:: Data section ::
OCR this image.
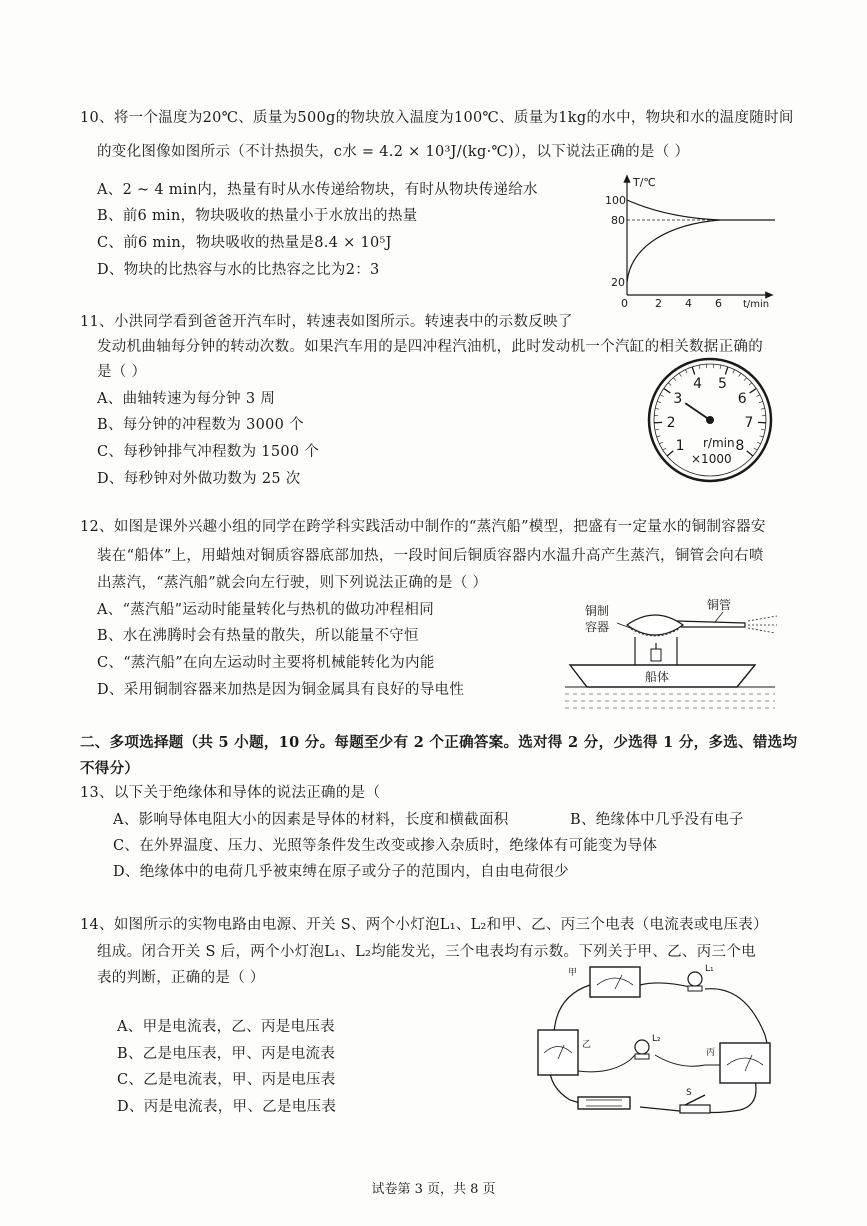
10、将一个温度为20℃、质量为500g的物块放入温度为100℃、质量为1kg的水中，物块和水的温度随时间
的变化图像如图所示（不计热损失，c水 = 4.2 × 10³J/(kg·℃)），以下说法正确的是（ ）
A、2 ~ 4 min内，热量有时从水传递给物块，有时从物块传递给水
B、前6 min，物块吸收的热量小于水放出的热量
C、前6 min，物块吸收的热量是8.4 × 10⁵J
D、物块的比热容与水的比热容之比为2：3
T/℃
t/min
100
80
20
0 2 4 6
11、小洪同学看到爸爸开汽车时，转速表如图所示。转速表中的示数反映了
发动机曲轴每分钟的转动次数。如果汽车用的是四冲程汽油机，此时发动机一个汽缸的相关数据正确的
是（ ）
A、曲轴转速为每分钟 3 周
B、每分钟的冲程数为 3000 个
C、每秒钟排气冲程数为 1500 个
D、每秒钟对外做功数为 25 次
1
2
3
4 5
6
7
8
r/min
×1000
12、如图是课外兴趣小组的同学在跨学科实践活动中制作的“蒸汽船”模型，把盛有一定量水的铜制容器安
装在“船体”上，用蜡烛对铜质容器底部加热，一段时间后铜质容器内水温升高产生蒸汽，铜管会向右喷
出蒸汽，“蒸汽船”就会向左行驶，则下列说法正确的是（ ）
A、“蒸汽船”运动时能量转化与热机的做功冲程相同
B、水在沸腾时会有热量的散失，所以能量不守恒
C、“蒸汽船”在向左运动时主要将机械能转化为内能
D、采用铜制容器来加热是因为铜金属具有良好的导电性
铜制
容器
铜管
船体
二、多项选择题（共 5 小题，10 分。每题至少有 2 个正确答案。选对得 2 分，少选得 1 分，多选、错选均
不得分）
13、以下关于绝缘体和导体的说法正确的是（
A、影响导体电阻大小的因素是导体的材料，长度和横截面积	B、绝缘体中几乎没有电子
C、在外界温度、压力、光照等条件发生改变或掺入杂质时，绝缘体有可能变为导体
D、绝缘体中的电荷几乎被束缚在原子或分子的范围内，自由电荷很少
14、如图所示的实物电路由电源、开关 S、两个小灯泡L₁、L₂和甲、乙、丙三个电表（电流表或电压表）
组成。闭合开关 S 后，两个小灯泡L₁、L₂均能发光，三个电表均有示数。下列关于甲、乙、丙三个电
表的判断，正确的是（ ）
A、甲是电流表，乙、丙是电压表
B、乙是电压表，甲、丙是电流表
C、乙是电流表，甲、丙是电压表
D、丙是电流表，甲、乙是电压表
甲	L₁
乙
L₂
丙
S
试卷第 3 页，共 8 页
:::
# [Exercise prompt]
Copy the material above exactly and drop the pictures.

# [The output]
OCR this image.
10、将一个温度为20℃、质量为500g的物块放入温度为100℃、质量为1kg的水中，物块和水的温度随时间
的变化图像如图所示（不计热损失，c水 = 4.2 × 10³J/(kg·℃)），以下说法正确的是（ ）
A、2 ~ 4 min内，热量有时从水传递给物块，有时从物块传递给水
B、前6 min，物块吸收的热量小于水放出的热量
C、前6 min，物块吸收的热量是8.4 × 10⁵J
D、物块的比热容与水的比热容之比为2：3
T/℃
t/min
100
80
20
0 2 4 6
11、小洪同学看到爸爸开汽车时，转速表如图所示。转速表中的示数反映了
发动机曲轴每分钟的转动次数。如果汽车用的是四冲程汽油机，此时发动机一个汽缸的相关数据正确的
是（ ）
A、曲轴转速为每分钟 3 周
B、每分钟的冲程数为 3000 个
C、每秒钟排气冲程数为 1500 个
D、每秒钟对外做功数为 25 次
1
2
3
4 5
6
7
8
r/min
×1000
12、如图是课外兴趣小组的同学在跨学科实践活动中制作的“蒸汽船”模型，把盛有一定量水的铜制容器安
装在“船体”上，用蜡烛对铜质容器底部加热，一段时间后铜质容器内水温升高产生蒸汽，铜管会向右喷
出蒸汽，“蒸汽船”就会向左行驶，则下列说法正确的是（ ）
A、“蒸汽船”运动时能量转化与热机的做功冲程相同
B、水在沸腾时会有热量的散失，所以能量不守恒
C、“蒸汽船”在向左运动时主要将机械能转化为内能
D、采用铜制容器来加热是因为铜金属具有良好的导电性
铜制
容器
铜管
船体
二、多项选择题（共 5 小题，10 分。每题至少有 2 个正确答案。选对得 2 分，少选得 1 分，多选、错选均
不得分）
13、以下关于绝缘体和导体的说法正确的是（
A、影响导体电阻大小的因素是导体的材料，长度和横截面积	B、绝缘体中几乎没有电子
C、在外界温度、压力、光照等条件发生改变或掺入杂质时，绝缘体有可能变为导体
D、绝缘体中的电荷几乎被束缚在原子或分子的范围内，自由电荷很少
14、如图所示的实物电路由电源、开关 S、两个小灯泡L₁、L₂和甲、乙、丙三个电表（电流表或电压表）
组成。闭合开关 S 后，两个小灯泡L₁、L₂均能发光，三个电表均有示数。下列关于甲、乙、丙三个电
表的判断，正确的是（ ）
A、甲是电流表，乙、丙是电压表
B、乙是电压表，甲、丙是电流表
C、乙是电流表，甲、丙是电压表
D、丙是电流表，甲、乙是电压表
甲	L₁
乙
L₂
丙
S
试卷第 3 页，共 8 页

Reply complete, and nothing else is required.